* _Written exercise_: Copy, from the entries below, each line where the word "this" can be found.

*** Records provided

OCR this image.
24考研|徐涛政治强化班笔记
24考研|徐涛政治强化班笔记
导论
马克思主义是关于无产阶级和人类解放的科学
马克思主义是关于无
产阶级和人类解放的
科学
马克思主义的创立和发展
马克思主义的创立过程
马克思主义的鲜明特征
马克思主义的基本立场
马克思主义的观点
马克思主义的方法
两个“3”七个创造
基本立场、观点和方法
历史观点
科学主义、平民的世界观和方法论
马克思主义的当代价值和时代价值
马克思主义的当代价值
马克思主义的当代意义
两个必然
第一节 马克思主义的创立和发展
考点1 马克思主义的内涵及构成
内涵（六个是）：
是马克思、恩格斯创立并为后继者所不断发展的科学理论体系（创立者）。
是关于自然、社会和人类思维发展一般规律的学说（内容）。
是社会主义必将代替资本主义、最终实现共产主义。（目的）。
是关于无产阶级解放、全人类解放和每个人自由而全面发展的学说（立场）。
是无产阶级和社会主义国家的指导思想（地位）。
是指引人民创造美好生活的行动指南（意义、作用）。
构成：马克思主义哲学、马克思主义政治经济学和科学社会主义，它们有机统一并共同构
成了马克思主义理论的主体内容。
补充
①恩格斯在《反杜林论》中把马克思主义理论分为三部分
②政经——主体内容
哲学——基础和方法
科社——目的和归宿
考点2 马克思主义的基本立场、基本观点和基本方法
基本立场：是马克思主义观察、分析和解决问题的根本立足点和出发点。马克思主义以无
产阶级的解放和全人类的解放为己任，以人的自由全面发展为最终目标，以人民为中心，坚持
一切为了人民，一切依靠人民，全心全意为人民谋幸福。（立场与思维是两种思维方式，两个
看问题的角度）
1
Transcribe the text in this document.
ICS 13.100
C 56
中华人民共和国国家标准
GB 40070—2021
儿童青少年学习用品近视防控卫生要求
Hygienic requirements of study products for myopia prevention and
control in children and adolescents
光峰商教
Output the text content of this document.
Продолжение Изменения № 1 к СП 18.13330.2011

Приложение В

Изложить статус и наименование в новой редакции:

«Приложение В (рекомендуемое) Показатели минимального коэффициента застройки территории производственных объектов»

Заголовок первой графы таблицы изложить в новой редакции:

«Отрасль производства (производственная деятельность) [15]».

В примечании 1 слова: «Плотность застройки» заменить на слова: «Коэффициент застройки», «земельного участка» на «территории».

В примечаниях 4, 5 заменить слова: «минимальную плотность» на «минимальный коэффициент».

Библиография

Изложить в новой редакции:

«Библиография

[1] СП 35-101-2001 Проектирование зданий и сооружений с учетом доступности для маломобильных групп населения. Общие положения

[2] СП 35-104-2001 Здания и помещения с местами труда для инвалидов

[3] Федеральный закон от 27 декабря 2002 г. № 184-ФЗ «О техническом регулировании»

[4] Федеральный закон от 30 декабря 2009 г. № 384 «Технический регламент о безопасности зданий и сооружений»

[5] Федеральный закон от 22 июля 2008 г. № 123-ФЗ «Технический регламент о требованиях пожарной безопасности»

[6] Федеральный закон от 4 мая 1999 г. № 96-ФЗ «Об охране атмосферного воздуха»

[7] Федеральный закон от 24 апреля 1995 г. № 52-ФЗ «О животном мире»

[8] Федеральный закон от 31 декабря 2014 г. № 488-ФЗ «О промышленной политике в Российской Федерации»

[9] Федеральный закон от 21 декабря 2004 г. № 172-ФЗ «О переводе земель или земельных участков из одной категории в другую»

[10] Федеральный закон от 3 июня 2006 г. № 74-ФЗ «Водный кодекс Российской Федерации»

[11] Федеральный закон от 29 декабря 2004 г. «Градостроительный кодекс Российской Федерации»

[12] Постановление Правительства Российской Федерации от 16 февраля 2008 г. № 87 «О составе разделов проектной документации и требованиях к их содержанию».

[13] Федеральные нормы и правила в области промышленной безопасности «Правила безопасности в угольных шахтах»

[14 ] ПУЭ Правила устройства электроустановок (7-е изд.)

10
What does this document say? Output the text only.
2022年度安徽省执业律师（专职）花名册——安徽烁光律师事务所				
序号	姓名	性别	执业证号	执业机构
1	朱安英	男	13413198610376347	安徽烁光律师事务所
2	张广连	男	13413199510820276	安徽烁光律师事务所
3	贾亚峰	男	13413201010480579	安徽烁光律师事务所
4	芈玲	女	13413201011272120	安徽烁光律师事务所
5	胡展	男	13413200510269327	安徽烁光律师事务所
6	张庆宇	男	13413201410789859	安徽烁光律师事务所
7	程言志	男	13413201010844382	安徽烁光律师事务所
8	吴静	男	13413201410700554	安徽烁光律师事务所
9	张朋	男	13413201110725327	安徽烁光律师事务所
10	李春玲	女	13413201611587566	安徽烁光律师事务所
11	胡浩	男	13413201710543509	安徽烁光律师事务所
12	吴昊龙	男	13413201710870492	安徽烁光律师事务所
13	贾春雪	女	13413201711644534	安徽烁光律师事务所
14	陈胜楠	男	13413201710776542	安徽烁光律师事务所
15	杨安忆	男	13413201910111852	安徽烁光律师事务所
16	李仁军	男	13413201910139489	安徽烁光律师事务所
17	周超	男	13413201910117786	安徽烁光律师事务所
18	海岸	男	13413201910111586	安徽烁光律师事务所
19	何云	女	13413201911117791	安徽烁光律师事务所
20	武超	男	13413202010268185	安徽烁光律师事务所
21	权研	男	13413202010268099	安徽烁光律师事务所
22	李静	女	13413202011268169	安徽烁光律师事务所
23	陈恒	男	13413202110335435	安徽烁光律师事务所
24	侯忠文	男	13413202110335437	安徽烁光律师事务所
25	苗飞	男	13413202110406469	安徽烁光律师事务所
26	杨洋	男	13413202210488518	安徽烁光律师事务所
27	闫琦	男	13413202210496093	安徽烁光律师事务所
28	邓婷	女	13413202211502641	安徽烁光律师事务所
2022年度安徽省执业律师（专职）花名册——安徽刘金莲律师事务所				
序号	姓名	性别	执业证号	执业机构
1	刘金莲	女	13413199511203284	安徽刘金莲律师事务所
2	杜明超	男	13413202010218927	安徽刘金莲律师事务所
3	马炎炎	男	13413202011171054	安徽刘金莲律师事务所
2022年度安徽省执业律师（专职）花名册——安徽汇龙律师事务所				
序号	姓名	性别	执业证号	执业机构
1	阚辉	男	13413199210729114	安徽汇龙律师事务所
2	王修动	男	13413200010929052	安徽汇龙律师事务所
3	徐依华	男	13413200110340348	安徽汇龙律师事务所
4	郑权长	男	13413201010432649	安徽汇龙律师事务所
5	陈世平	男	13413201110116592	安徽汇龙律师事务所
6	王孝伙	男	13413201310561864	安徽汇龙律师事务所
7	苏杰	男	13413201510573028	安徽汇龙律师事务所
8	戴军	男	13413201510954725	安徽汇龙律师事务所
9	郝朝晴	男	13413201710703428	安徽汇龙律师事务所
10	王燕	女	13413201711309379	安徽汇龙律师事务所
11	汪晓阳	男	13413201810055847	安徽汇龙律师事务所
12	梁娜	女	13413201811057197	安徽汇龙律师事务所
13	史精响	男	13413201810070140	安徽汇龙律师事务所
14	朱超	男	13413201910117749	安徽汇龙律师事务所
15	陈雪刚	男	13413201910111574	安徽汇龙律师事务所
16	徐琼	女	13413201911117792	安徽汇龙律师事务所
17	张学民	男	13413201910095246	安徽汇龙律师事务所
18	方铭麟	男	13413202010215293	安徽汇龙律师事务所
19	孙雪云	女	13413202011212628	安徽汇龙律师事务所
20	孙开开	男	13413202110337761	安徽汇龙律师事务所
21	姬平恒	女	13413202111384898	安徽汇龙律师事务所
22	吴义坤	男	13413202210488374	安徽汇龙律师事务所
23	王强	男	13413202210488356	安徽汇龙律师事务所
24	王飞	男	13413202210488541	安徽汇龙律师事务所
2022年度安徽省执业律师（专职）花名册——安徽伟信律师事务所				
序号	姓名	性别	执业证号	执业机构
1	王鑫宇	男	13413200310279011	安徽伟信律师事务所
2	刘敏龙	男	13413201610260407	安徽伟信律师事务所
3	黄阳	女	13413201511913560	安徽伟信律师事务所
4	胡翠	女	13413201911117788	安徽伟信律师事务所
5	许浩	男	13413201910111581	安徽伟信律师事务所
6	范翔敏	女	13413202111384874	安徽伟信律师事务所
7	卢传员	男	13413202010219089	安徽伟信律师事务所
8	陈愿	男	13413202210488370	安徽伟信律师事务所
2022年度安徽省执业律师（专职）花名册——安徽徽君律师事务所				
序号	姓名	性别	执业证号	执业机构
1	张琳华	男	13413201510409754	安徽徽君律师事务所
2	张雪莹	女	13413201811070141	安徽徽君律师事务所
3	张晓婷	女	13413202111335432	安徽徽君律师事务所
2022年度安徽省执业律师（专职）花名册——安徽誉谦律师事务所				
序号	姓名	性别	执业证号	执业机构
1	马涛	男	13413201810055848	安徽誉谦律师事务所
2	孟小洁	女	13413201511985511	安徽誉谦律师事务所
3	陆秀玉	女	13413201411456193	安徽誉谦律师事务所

******

* _Answer_:
OCR this image.
Transcribe the text in this document.
Output the text content of this document.
What does this document say? Output the text only.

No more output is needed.